Nota: O texto a seguir eu publiquei em 09 de Agosto de 2018.
Sinopse: O CASO DO HOMEM ERRADO conta a história do jovem operário negro Júlio César de Melo Pinto, que foi executado pela Brigada Militar, em 1987, em Porto Alegre/RS. O crime ganhou notoriedade após a imprensa divulgar fotos de Júlio sendo colocado com vida na viatura e chegar, 37 minutos depois, morto a tiros no hospital.
Embora alguns ainda neguem os fatos, estamos vivendo em tempos de retrocesso, onde pessoas que praticam um lado mais socialista acabam sendo calados por únicamente abraçar um bem maior em ajudar o próximo. O recente caso do assassinato da vereadora Marielle Franco, não é somente uma situação em que sintetiza o estado de calamidade em que o nosso país se encontra como também ele reflete uma realidade que perdura já em décadas. Por coincidência, chega ao cinema O Caso do Homem Errado, onde explora o lado racista e despreparado de uma polícia que ainda carrega resquícios dos tempos da ditadura.
Dirigida por Camila Moraes, o documentário investiga passo a passo, através de depoimentos, sobre o caso do jovem operário negro Júlio César que, durante um confronto entre a brigada militar e bandidos no centro de Porto Alegre, acabou sendo levado pelos primeiros sem ao menos saber do por que. Pouco mais de meia hora depois, Júlio César chega morto ao hospital, sendo que ele nem estava armado e dando a entender que a brigada havia lhe executado. Através dos depoimentos, como de um jornalista da época, por exemplo, acabamos então encarando a trágica e real verdade sobre o corrido.

_ _ _ _

O QUE FAZER:
Responda com base no texto sobre o documentário O Caso do Homem Errado:
(a) Em que ano e em que cidade Júlio César de Melo Pinto foi executado?
(b) Quantos minutos depois de ser colocado com vida na viatura ele chegou morto ao hospital?
(c) Quem dirigiu o documentário?
Os registros não são necessários para esta tarefa.

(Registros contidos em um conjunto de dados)
_ _ _ _

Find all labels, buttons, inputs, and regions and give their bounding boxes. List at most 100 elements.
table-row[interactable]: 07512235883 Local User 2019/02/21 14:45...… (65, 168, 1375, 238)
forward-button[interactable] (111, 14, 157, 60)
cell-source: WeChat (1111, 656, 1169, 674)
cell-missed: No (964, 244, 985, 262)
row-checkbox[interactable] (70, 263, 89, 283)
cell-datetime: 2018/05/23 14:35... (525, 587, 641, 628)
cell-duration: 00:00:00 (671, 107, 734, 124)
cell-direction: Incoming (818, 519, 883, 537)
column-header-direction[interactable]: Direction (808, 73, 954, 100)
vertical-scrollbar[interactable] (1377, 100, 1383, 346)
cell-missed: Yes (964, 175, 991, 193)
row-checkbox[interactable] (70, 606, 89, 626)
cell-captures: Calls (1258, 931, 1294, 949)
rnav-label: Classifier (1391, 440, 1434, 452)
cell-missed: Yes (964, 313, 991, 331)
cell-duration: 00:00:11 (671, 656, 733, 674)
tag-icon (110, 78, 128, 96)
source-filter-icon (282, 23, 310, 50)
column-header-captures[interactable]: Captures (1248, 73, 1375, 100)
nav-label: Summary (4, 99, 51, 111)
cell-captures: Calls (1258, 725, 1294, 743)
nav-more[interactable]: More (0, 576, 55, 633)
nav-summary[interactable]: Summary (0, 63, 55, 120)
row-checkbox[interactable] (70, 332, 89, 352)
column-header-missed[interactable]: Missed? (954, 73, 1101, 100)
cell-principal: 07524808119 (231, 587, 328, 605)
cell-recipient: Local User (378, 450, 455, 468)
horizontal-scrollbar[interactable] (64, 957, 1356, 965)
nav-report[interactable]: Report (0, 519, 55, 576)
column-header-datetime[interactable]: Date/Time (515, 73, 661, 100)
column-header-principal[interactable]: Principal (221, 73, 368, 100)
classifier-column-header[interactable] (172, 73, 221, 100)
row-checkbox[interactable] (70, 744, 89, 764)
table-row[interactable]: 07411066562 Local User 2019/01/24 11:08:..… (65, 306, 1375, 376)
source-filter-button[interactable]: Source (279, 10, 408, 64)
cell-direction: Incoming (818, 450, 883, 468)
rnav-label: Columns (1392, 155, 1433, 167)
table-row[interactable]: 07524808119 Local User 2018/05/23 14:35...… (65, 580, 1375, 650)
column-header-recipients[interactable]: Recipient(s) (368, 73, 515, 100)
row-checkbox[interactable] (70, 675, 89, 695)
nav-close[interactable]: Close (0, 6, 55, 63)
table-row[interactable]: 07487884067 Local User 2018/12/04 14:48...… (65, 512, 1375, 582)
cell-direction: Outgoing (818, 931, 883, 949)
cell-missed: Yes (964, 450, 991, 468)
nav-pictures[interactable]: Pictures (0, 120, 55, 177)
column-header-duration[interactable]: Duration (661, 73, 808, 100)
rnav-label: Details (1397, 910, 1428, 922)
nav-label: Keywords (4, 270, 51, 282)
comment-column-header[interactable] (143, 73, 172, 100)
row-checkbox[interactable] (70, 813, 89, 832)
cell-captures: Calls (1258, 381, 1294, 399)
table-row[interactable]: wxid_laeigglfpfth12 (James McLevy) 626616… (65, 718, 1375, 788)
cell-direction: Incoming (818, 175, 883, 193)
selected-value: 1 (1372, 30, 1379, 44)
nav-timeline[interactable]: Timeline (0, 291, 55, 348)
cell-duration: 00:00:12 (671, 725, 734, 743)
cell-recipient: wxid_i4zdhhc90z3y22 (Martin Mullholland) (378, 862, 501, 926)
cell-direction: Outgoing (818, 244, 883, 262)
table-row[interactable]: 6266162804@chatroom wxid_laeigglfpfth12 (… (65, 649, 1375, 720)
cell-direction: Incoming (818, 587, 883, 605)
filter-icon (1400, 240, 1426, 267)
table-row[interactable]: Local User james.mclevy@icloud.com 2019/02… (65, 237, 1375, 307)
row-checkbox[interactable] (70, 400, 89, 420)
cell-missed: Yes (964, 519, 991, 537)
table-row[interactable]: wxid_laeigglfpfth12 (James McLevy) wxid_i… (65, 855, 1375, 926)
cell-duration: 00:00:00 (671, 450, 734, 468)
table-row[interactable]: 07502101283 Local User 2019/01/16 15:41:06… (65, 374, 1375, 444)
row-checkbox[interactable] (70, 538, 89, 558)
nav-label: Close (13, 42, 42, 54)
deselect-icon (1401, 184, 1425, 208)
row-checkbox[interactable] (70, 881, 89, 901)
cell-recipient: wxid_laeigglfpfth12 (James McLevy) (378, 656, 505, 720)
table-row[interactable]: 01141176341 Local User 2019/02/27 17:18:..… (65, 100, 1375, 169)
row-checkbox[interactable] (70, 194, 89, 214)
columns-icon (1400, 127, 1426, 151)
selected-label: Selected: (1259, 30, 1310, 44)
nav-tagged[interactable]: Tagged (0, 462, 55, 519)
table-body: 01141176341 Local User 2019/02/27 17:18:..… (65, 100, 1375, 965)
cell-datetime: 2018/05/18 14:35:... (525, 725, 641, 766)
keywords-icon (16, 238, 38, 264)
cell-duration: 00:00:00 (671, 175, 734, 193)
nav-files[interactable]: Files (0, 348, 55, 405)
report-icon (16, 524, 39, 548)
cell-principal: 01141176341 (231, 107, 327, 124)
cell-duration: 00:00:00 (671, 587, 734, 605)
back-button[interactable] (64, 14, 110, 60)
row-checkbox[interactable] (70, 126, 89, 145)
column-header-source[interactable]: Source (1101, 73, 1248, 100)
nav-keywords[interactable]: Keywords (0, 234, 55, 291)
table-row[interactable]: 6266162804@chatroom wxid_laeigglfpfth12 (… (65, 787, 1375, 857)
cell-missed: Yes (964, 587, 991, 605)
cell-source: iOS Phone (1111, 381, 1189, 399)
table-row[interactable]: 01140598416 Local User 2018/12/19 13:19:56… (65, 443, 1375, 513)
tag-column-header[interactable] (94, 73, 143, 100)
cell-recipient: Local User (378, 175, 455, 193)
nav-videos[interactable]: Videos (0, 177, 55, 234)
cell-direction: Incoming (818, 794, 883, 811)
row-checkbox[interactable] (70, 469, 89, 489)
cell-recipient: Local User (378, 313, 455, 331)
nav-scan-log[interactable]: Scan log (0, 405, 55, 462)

_ _ _ _

RESULTADO:
(a) Em 1987, em Porto Alegre.
(b) 37 minutos depois.
(c) Camila Moraes.